**Brief:**
Reproduce the full listing that appears beneath this instruction exactly.

Source data
==============================

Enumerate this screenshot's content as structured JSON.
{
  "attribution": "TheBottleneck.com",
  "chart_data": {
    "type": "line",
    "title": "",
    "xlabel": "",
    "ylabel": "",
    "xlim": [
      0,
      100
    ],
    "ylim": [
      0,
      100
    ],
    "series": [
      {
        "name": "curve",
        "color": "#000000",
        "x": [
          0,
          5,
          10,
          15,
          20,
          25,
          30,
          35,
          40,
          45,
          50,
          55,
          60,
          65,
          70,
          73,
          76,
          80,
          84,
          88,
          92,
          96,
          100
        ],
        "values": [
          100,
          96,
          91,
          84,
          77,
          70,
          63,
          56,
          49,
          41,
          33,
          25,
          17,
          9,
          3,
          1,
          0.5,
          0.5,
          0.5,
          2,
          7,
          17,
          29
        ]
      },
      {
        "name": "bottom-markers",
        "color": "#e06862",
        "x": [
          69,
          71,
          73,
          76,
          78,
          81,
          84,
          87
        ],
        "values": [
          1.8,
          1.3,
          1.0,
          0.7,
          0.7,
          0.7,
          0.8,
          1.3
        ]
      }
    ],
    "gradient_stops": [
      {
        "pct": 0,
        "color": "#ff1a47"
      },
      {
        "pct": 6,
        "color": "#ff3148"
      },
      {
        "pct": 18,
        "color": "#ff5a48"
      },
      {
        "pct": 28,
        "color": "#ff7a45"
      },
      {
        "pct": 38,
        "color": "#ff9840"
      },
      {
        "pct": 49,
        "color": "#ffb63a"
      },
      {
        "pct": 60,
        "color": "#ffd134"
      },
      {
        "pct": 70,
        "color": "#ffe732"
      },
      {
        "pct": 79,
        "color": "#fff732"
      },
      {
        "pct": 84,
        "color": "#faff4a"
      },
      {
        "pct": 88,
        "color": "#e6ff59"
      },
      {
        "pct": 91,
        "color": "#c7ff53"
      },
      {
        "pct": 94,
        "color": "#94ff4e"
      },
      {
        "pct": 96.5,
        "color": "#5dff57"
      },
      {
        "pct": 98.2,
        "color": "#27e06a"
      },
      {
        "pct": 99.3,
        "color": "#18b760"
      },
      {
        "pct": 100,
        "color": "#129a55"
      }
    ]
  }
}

==============================

**Exercise output:**
Enumerate this screenshot's content as structured JSON.
{
  "attribution": "TheBottleneck.com",
  "chart_data": {
    "type": "line",
    "title": "",
    "xlabel": "",
    "ylabel": "",
    "xlim": [
      0,
      100
    ],
    "ylim": [
      0,
      100
    ],
    "series": [
      {
        "name": "curve",
        "color": "#000000",
        "x": [
          0,
          5,
          10,
          15,
          20,
          25,
          30,
          35,
          40,
          45,
          50,
          55,
          60,
          65,
          70,
          73,
          76,
          80,
          84,
          88,
          92,
          96,
          100
        ],
        "values": [
          100,
          96,
          91,
          84,
          77,
          70,
          63,
          56,
          49,
          41,
          33,
          25,
          17,
          9,
          3,
          1,
          0.5,
          0.5,
          0.5,
          2,
          7,
          17,
          29
        ]
      },
      {
        "name": "bottom-markers",
        "color": "#e06862",
        "x": [
          69,
          71,
          73,
          76,
          78,
          81,
          84,
          87
        ],
        "values": [
          1.8,
          1.3,
          1.0,
          0.7,
          0.7,
          0.7,
          0.8,
          1.3
        ]
      }
    ],
    "gradient_stops": [
      {
        "pct": 0,
        "color": "#ff1a47"
      },
      {
        "pct": 6,
        "color": "#ff3148"
      },
      {
        "pct": 18,
        "color": "#ff5a48"
      },
      {
        "pct": 28,
        "color": "#ff7a45"
      },
      {
        "pct": 38,
        "color": "#ff9840"
      },
      {
        "pct": 49,
        "color": "#ffb63a"
      },
      {
        "pct": 60,
        "color": "#ffd134"
      },
      {
        "pct": 70,
        "color": "#ffe732"
      },
      {
        "pct": 79,
        "color": "#fff732"
      },
      {
        "pct": 84,
        "color": "#faff4a"
      },
      {
        "pct": 88,
        "color": "#e6ff59"
      },
      {
        "pct": 91,
        "color": "#c7ff53"
      },
      {
        "pct": 94,
        "color": "#94ff4e"
      },
      {
        "pct": 96.5,
        "color": "#5dff57"
      },
      {
        "pct": 98.2,
        "color": "#27e06a"
      },
      {
        "pct": 99.3,
        "color": "#18b760"
      },
      {
        "pct": 100,
        "color": "#129a55"
      }
    ]
  }
}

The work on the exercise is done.